### Saved entries:
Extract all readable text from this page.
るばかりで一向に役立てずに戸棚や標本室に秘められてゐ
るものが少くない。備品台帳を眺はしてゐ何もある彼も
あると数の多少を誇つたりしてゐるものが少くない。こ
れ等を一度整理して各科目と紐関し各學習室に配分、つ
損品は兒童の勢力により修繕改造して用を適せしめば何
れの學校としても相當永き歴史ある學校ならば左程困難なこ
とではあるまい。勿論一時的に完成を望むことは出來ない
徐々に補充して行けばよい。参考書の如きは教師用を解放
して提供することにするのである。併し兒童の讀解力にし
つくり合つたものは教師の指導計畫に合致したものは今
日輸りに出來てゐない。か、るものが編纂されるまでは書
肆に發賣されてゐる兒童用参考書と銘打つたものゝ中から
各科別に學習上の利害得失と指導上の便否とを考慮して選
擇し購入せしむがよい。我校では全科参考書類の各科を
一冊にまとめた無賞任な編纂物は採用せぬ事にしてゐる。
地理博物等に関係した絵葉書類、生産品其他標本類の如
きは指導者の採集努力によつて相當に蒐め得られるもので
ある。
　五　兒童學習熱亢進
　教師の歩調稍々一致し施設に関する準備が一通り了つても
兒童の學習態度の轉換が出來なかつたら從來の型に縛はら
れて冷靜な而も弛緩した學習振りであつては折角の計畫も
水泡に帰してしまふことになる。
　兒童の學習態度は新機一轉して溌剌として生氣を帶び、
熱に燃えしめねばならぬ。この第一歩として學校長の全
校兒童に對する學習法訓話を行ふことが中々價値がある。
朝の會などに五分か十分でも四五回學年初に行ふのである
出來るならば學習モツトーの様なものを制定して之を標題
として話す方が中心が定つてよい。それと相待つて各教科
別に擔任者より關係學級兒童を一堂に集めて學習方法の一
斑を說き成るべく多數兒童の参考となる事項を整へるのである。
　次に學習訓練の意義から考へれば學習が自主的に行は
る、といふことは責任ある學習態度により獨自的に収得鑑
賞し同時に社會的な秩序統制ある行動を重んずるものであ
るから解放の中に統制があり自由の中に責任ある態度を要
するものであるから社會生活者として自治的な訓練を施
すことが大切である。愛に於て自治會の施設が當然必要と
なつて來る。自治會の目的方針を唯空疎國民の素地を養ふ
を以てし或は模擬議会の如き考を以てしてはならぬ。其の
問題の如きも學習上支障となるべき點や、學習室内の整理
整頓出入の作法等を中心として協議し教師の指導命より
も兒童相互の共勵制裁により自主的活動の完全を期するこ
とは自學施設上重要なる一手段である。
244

### WHAT IS REQUIRED:
Output every line above without altering anything.

### EXPECTED OUTPUT:
Extract all readable text from this page.
るばかりで一向に役立てずに戸棚や標本室に秘められてゐ
るものが少くない。備品台帳を眺はしてゐ何もある彼も
あると数の多少を誇つたりしてゐるものが少くない。こ
れ等を一度整理して各科目と紐関し各學習室に配分、つ
損品は兒童の勢力により修繕改造して用を適せしめば何
れの學校としても相當永き歴史ある學校ならば左程困難なこ
とではあるまい。勿論一時的に完成を望むことは出來ない
徐々に補充して行けばよい。参考書の如きは教師用を解放
して提供することにするのである。併し兒童の讀解力にし
つくり合つたものは教師の指導計畫に合致したものは今
日輸りに出來てゐない。か、るものが編纂されるまでは書
肆に發賣されてゐる兒童用参考書と銘打つたものゝ中から
各科別に學習上の利害得失と指導上の便否とを考慮して選
擇し購入せしむがよい。我校では全科参考書類の各科を
一冊にまとめた無賞任な編纂物は採用せぬ事にしてゐる。
地理博物等に関係した絵葉書類、生産品其他標本類の如
きは指導者の採集努力によつて相當に蒐め得られるもので
ある。
　五　兒童學習熱亢進
　教師の歩調稍々一致し施設に関する準備が一通り了つても
兒童の學習態度の轉換が出來なかつたら從來の型に縛はら
れて冷靜な而も弛緩した學習振りであつては折角の計畫も
水泡に帰してしまふことになる。
　兒童の學習態度は新機一轉して溌剌として生氣を帶び、
熱に燃えしめねばならぬ。この第一歩として學校長の全
校兒童に對する學習法訓話を行ふことが中々價値がある。
朝の會などに五分か十分でも四五回學年初に行ふのである
出來るならば學習モツトーの様なものを制定して之を標題
として話す方が中心が定つてよい。それと相待つて各教科
別に擔任者より關係學級兒童を一堂に集めて學習方法の一
斑を說き成るべく多數兒童の参考となる事項を整へるのである。
　次に學習訓練の意義から考へれば學習が自主的に行は
る、といふことは責任ある學習態度により獨自的に収得鑑
賞し同時に社會的な秩序統制ある行動を重んずるものであ
るから解放の中に統制があり自由の中に責任ある態度を要
するものであるから社會生活者として自治的な訓練を施
すことが大切である。愛に於て自治會の施設が當然必要と
なつて來る。自治會の目的方針を唯空疎國民の素地を養ふ
を以てし或は模擬議会の如き考を以てしてはならぬ。其の
問題の如きも學習上支障となるべき點や、學習室内の整理
整頓出入の作法等を中心として協議し教師の指導命より
も兒童相互の共勵制裁により自主的活動の完全を期するこ
とは自學施設上重要なる一手段である。
244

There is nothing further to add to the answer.